WHAT YOU HAVE TO DO ▸
Transcribe the whole listing below without changing a word, but leave out every image.

########

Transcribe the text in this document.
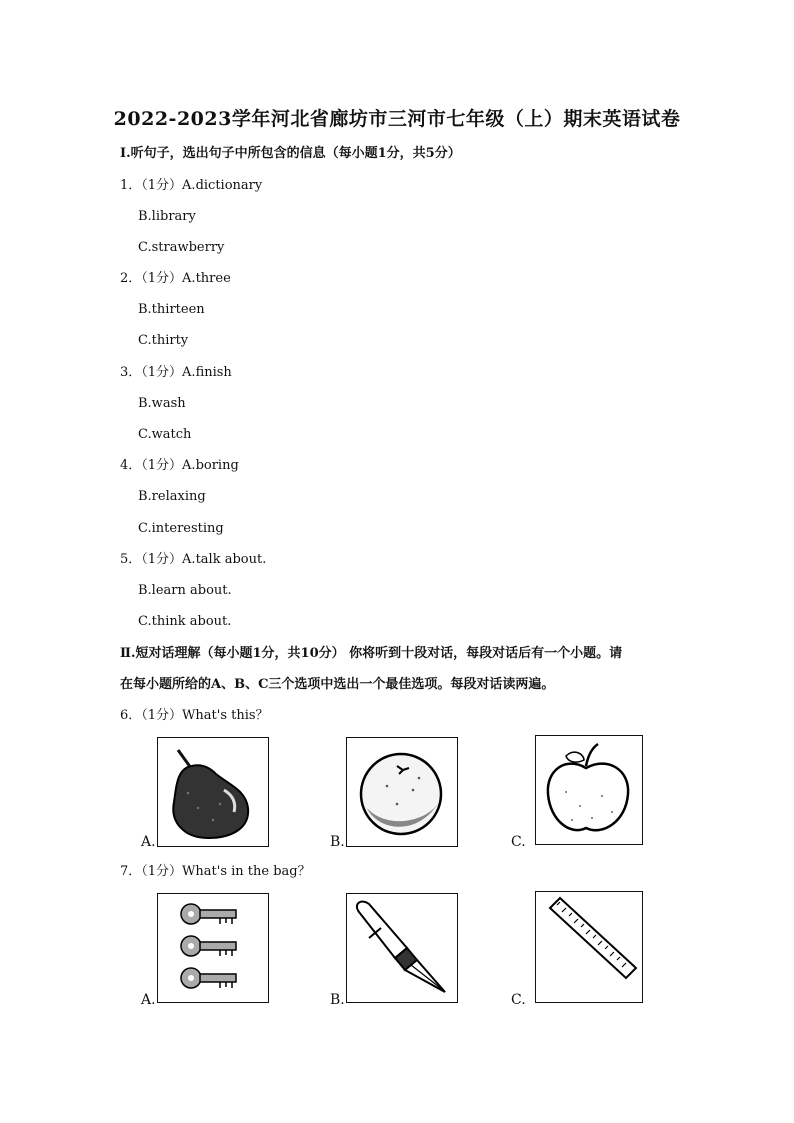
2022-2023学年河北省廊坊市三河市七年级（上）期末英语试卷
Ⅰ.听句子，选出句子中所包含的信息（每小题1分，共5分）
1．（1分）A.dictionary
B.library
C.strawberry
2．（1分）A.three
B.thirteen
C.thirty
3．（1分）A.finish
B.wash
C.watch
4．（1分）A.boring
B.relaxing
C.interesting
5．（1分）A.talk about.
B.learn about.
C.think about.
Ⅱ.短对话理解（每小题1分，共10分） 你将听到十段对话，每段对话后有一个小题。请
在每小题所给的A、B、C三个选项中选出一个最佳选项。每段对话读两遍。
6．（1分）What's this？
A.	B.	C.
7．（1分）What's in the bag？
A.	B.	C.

########

FINAL ANSWER ▸
Transcribe the text in this document.
2022-2023学年河北省廊坊市三河市七年级（上）期末英语试卷
Ⅰ.听句子，选出句子中所包含的信息（每小题1分，共5分）
1．（1分）A.dictionary
B.library
C.strawberry
2．（1分）A.three
B.thirteen
C.thirty
3．（1分）A.finish
B.wash
C.watch
4．（1分）A.boring
B.relaxing
C.interesting
5．（1分）A.talk about.
B.learn about.
C.think about.
Ⅱ.短对话理解（每小题1分，共10分） 你将听到十段对话，每段对话后有一个小题。请
在每小题所给的A、B、C三个选项中选出一个最佳选项。每段对话读两遍。
6．（1分）What's this？
A.	B.	C.
7．（1分）What's in the bag？
A.	B.	C.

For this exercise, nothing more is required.